***** SUPPLIED ENTRIES *****
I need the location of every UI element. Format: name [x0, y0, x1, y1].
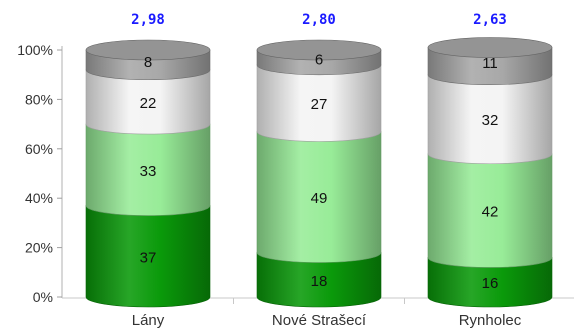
bar-top-label: 2,63: [473, 12, 507, 28]
bar-segment: [427, 153, 553, 268]
bar-segment: [85, 205, 211, 308]
bar-segment: [427, 257, 553, 308]
bar-segment: [427, 74, 553, 165]
x-category-label: Nové Strašecí: [272, 312, 367, 329]
y-tick-label: 60%: [25, 141, 53, 157]
bar-segment: [85, 123, 211, 216]
bar-segment: [256, 252, 382, 308]
y-tick-label: 40%: [25, 190, 53, 206]
bar-value-label: 18: [311, 273, 328, 290]
bar-value-label: 6: [315, 51, 323, 68]
bar-stack: [256, 39, 382, 308]
bar-value-label: 37: [140, 249, 157, 266]
bar-value-label: 33: [140, 163, 157, 180]
bar-value-label: 32: [482, 112, 499, 129]
bars: [85, 37, 553, 308]
y-tick-label: 20%: [25, 240, 53, 256]
bar-value-label: 27: [311, 96, 328, 113]
y-tick-label: 80%: [25, 91, 53, 107]
bar-stack: [85, 39, 211, 308]
bar-value-label: 8: [144, 54, 152, 71]
bar-segment: [85, 69, 211, 135]
x-category-label: Rynholec: [459, 312, 522, 329]
axes: 0% 20% 40% 60% 80% 100%: [17, 42, 574, 305]
y-tick-label: 0%: [33, 289, 53, 305]
y-tick-label: 100%: [17, 42, 53, 58]
bar-top-label: 2,98: [131, 12, 165, 28]
bar-segment: [427, 47, 553, 85]
bar-segment: [256, 64, 382, 142]
bar-cap: [427, 37, 553, 58]
bar-cap: [85, 39, 211, 61]
bar-value-label: 42: [482, 204, 499, 221]
labels: 37 33 22 8 Lány 2,98 18 49 27 6 Nové Strašecí 2,80 1…: [131, 12, 522, 329]
bar-segment: [256, 131, 382, 263]
bar-cap: [256, 39, 382, 61]
bar-stack: [427, 37, 553, 308]
bar-top-label: 2,80: [302, 12, 336, 28]
bar-value-label: 16: [482, 275, 499, 292]
x-category-label: Lány: [132, 312, 165, 329]
bar-value-label: 49: [311, 190, 328, 207]
bar-value-label: 22: [140, 95, 157, 112]
bar-value-label: 11: [482, 55, 498, 72]
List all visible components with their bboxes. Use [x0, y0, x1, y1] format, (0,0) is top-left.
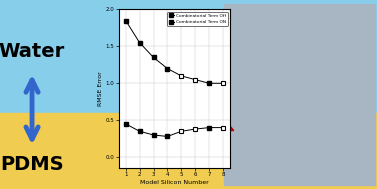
- Bar: [0, 0, 377, 113]
- Text: Water: Water: [0, 42, 65, 60]
- Bar: [224, 4, 375, 185]
- Y-axis label: RMSE Error: RMSE Error: [98, 71, 103, 106]
- Legend: Combinatorial Term Off, Combinatorial Term ON: Combinatorial Term Off, Combinatorial Te…: [167, 12, 228, 26]
- Bar: [0, 113, 377, 189]
- Text: PDMS: PDMS: [0, 155, 64, 174]
- X-axis label: Model Silicon Number: Model Silicon Number: [140, 180, 209, 185]
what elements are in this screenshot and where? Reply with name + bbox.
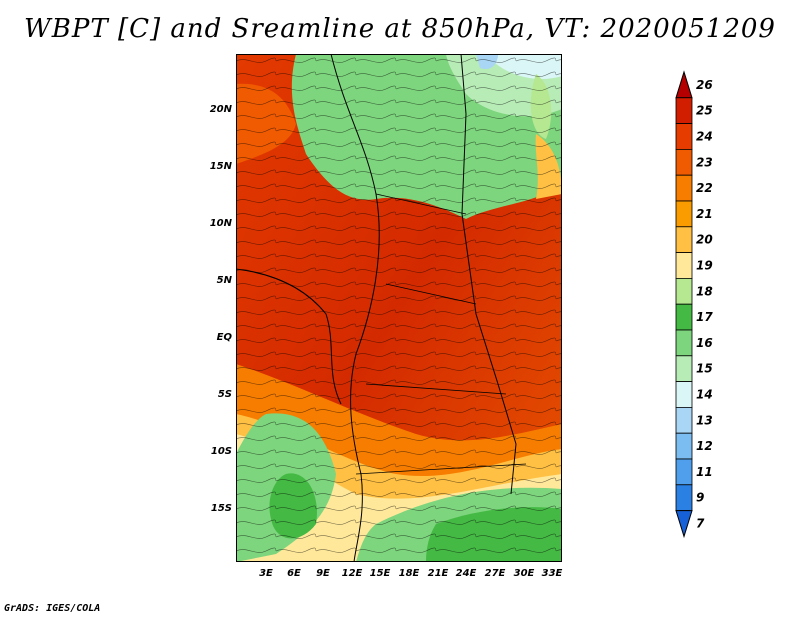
lon-label-30e: 30E — [513, 568, 535, 579]
colorbar-swatch — [675, 406, 693, 434]
colorbar-label: 7 — [696, 517, 705, 531]
border-lines-3 — [355, 193, 527, 475]
lon-label-9e: 9E — [316, 568, 330, 579]
colorbar-label: 26 — [696, 78, 713, 92]
colorbar-swatch — [675, 226, 693, 254]
lon-label-6e: 6E — [287, 568, 301, 579]
colorbar-swatch — [675, 277, 693, 305]
lat-label-eq: EQ — [216, 332, 232, 343]
lat-label-5n: 5N — [216, 275, 232, 286]
colorbar-swatch — [675, 97, 693, 124]
colorbar-swatch — [675, 123, 693, 150]
colorbar-label: 21 — [696, 207, 713, 221]
colorbar-label: 14 — [696, 388, 713, 402]
colorbar-label: 24 — [696, 130, 713, 144]
colorbar-swatch — [675, 355, 693, 382]
colorbar-label: 17 — [696, 310, 713, 324]
colorbar-label: 23 — [696, 155, 713, 169]
lat-label-5s: 5S — [217, 389, 232, 400]
map-frame — [236, 54, 562, 562]
lat-label-15n: 15N — [209, 161, 232, 172]
colorbar-swatch — [675, 149, 693, 176]
lon-label-3e: 3E — [259, 568, 273, 579]
colorbar-swatch — [675, 458, 693, 486]
lon-label-33e: 33E — [541, 568, 563, 579]
colorbar-label: 9 — [696, 491, 704, 505]
colorbar-bottom-arrow — [675, 510, 693, 539]
colorbar-top-arrow — [675, 70, 693, 99]
colorbar-swatch — [675, 200, 693, 228]
colorbar-swatch — [675, 174, 693, 202]
map-title: WBPT [C] and Sreamline at 850hPa, VT: 20… — [24, 14, 776, 44]
border-line-1 — [330, 54, 380, 562]
wbpt-field — [236, 54, 562, 562]
colorbar-label: 22 — [696, 181, 713, 195]
streamlines — [236, 54, 562, 562]
colorbar-swatch — [675, 303, 693, 331]
colorbar: 26 25 24 23 22 21 20 19 18 17 16 15 14 13 12 11 9 7 — [675, 70, 713, 539]
lat-label-10s: 10S — [210, 446, 232, 457]
colorbar-label: 18 — [696, 284, 713, 298]
lon-label-12e: 12E — [341, 568, 363, 579]
colorbar-label: 19 — [696, 259, 713, 273]
colorbar-swatch — [675, 432, 693, 460]
colorbar-label: 12 — [696, 439, 713, 453]
colorbar-label: 25 — [696, 104, 713, 118]
lon-label-27e: 27E — [484, 568, 506, 579]
lat-label-15s: 15S — [210, 503, 232, 514]
colorbar-swatch — [675, 484, 693, 511]
lon-label-15e: 15E — [369, 568, 391, 579]
footer-credit: GrADS: IGES/COLA — [4, 603, 101, 614]
lon-label-24e: 24E — [455, 568, 477, 579]
border-line-2 — [460, 54, 517, 495]
lon-label-18e: 18E — [398, 568, 420, 579]
colorbar-label: 16 — [696, 336, 713, 350]
lat-label-20n: 20N — [209, 104, 232, 115]
colorbar-swatch — [675, 381, 693, 408]
colorbar-label: 20 — [696, 233, 713, 247]
colorbar-swatch — [675, 252, 693, 279]
colorbar-label: 11 — [696, 465, 713, 479]
colorbar-label: 15 — [696, 362, 713, 376]
colorbar-swatch — [675, 329, 693, 357]
colorbar-label: 13 — [696, 413, 713, 427]
lat-label-10n: 10N — [209, 218, 232, 229]
lon-label-21e: 21E — [427, 568, 449, 579]
map-panel — [236, 54, 562, 562]
coastline — [236, 268, 342, 405]
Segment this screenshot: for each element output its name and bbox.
*****
▸ WRITTEN EXERCISE
Can you write out all the data above again with "colorbar-swatch" replaced by "legend-swatch" everywhere, changing nothing else and leaving out the pictures?

▸ FULL SOLUTION
I need the location of every UI element. Format: name [x0, y0, x1, y1].
bar-top-label: 2,63: [473, 12, 507, 28]
bar-segment: [427, 153, 553, 268]
bar-segment: [85, 205, 211, 308]
bar-segment: [427, 257, 553, 308]
bar-segment: [427, 74, 553, 165]
x-category-label: Nové Strašecí: [272, 312, 367, 329]
y-tick-label: 60%: [25, 141, 53, 157]
bar-segment: [85, 123, 211, 216]
bar-segment: [256, 252, 382, 308]
y-tick-label: 40%: [25, 190, 53, 206]
bar-value-label: 18: [311, 273, 328, 290]
bar-value-label: 6: [315, 51, 323, 68]
bar-stack: [256, 39, 382, 308]
bar-value-label: 37: [140, 249, 157, 266]
bar-value-label: 33: [140, 163, 157, 180]
bar-value-label: 32: [482, 112, 499, 129]
bars: [85, 37, 553, 308]
y-tick-label: 20%: [25, 240, 53, 256]
bar-value-label: 27: [311, 96, 328, 113]
y-tick-label: 80%: [25, 91, 53, 107]
bar-stack: [85, 39, 211, 308]
bar-value-label: 8: [144, 54, 152, 71]
bar-segment: [85, 69, 211, 135]
x-category-label: Rynholec: [459, 312, 522, 329]
axes: 0% 20% 40% 60% 80% 100%: [17, 42, 574, 305]
y-tick-label: 0%: [33, 289, 53, 305]
y-tick-label: 100%: [17, 42, 53, 58]
bar-top-label: 2,98: [131, 12, 165, 28]
bar-segment: [427, 47, 553, 85]
bar-segment: [256, 64, 382, 142]
bar-cap: [427, 37, 553, 58]
bar-cap: [85, 39, 211, 61]
bar-value-label: 42: [482, 204, 499, 221]
labels: 37 33 22 8 Lány 2,98 18 49 27 6 Nové Strašecí 2,80 1…: [131, 12, 522, 329]
bar-segment: [256, 131, 382, 263]
bar-cap: [256, 39, 382, 61]
bar-stack: [427, 37, 553, 308]
bar-top-label: 2,80: [302, 12, 336, 28]
bar-value-label: 16: [482, 275, 499, 292]
x-category-label: Lány: [132, 312, 165, 329]
bar-value-label: 49: [311, 190, 328, 207]
bar-value-label: 22: [140, 95, 157, 112]
bar-value-label: 11: [482, 55, 498, 72]
List all visible components with their bboxes. Use [x0, y0, x1, y1] format, (0,0) is top-left.
- Bar: [0, 0, 377, 113]
- Text: Water: Water: [0, 42, 65, 60]
- Bar: [224, 4, 375, 185]
- Y-axis label: RMSE Error: RMSE Error: [98, 71, 103, 106]
- Legend: Combinatorial Term Off, Combinatorial Term ON: Combinatorial Term Off, Combinatorial Te…: [167, 12, 228, 26]
- Bar: [0, 113, 377, 189]
- Text: PDMS: PDMS: [0, 155, 64, 174]
- X-axis label: Model Silicon Number: Model Silicon Number: [140, 180, 209, 185]
what elements are in this screenshot and where? Reply with name + bbox.
lon-label-30e: 30E — [513, 568, 535, 579]
legend-swatch — [675, 406, 693, 434]
colorbar-label: 7 — [696, 517, 705, 531]
border-lines-3 — [355, 193, 527, 475]
lon-label-9e: 9E — [316, 568, 330, 579]
colorbar-label: 26 — [696, 78, 713, 92]
legend-swatch — [675, 226, 693, 254]
lon-label-6e: 6E — [287, 568, 301, 579]
legend-swatch — [675, 277, 693, 305]
lat-label-eq: EQ — [216, 332, 232, 343]
lat-label-5n: 5N — [216, 275, 232, 286]
legend-swatch — [675, 97, 693, 124]
legend-swatch — [675, 123, 693, 150]
colorbar-label: 21 — [696, 207, 713, 221]
colorbar-label: 14 — [696, 388, 713, 402]
colorbar-label: 24 — [696, 130, 713, 144]
legend-swatch — [675, 355, 693, 382]
colorbar-label: 17 — [696, 310, 713, 324]
colorbar-label: 23 — [696, 155, 713, 169]
lat-label-5s: 5S — [217, 389, 232, 400]
map-frame — [236, 54, 562, 562]
lat-label-15n: 15N — [209, 161, 232, 172]
legend-swatch — [675, 149, 693, 176]
lon-label-3e: 3E — [259, 568, 273, 579]
legend-swatch — [675, 458, 693, 486]
lon-label-33e: 33E — [541, 568, 563, 579]
colorbar-label: 9 — [696, 491, 704, 505]
colorbar-bottom-arrow — [675, 510, 693, 539]
colorbar-top-arrow — [675, 70, 693, 99]
legend-swatch — [675, 200, 693, 228]
legend-swatch — [675, 174, 693, 202]
map-title: WBPT [C] and Sreamline at 850hPa, VT: 20… — [24, 14, 776, 44]
border-line-1 — [330, 54, 380, 562]
wbpt-field — [236, 54, 562, 562]
colorbar-label: 22 — [696, 181, 713, 195]
streamlines — [236, 54, 562, 562]
legend-swatch — [675, 303, 693, 331]
colorbar: 26 25 24 23 22 21 20 19 18 17 16 15 14 13 12 11 9 7 — [675, 70, 713, 539]
lat-label-10s: 10S — [210, 446, 232, 457]
colorbar-label: 18 — [696, 284, 713, 298]
lon-label-12e: 12E — [341, 568, 363, 579]
colorbar-label: 19 — [696, 259, 713, 273]
legend-swatch — [675, 432, 693, 460]
colorbar-label: 12 — [696, 439, 713, 453]
colorbar-label: 25 — [696, 104, 713, 118]
lon-label-27e: 27E — [484, 568, 506, 579]
lat-label-15s: 15S — [210, 503, 232, 514]
legend-swatch — [675, 484, 693, 511]
lon-label-15e: 15E — [369, 568, 391, 579]
footer-credit: GrADS: IGES/COLA — [4, 603, 101, 614]
lon-label-24e: 24E — [455, 568, 477, 579]
border-line-2 — [460, 54, 517, 495]
lon-label-18e: 18E — [398, 568, 420, 579]
colorbar-label: 16 — [696, 336, 713, 350]
lat-label-20n: 20N — [209, 104, 232, 115]
legend-swatch — [675, 381, 693, 408]
colorbar-label: 20 — [696, 233, 713, 247]
legend-swatch — [675, 252, 693, 279]
colorbar-label: 11 — [696, 465, 713, 479]
colorbar-label: 15 — [696, 362, 713, 376]
legend-swatch — [675, 329, 693, 357]
colorbar-label: 13 — [696, 413, 713, 427]
lat-label-10n: 10N — [209, 218, 232, 229]
lon-label-21e: 21E — [427, 568, 449, 579]
map-panel — [236, 54, 562, 562]
coastline — [236, 268, 342, 405]
Segment this screenshot: for each element output its name and bbox.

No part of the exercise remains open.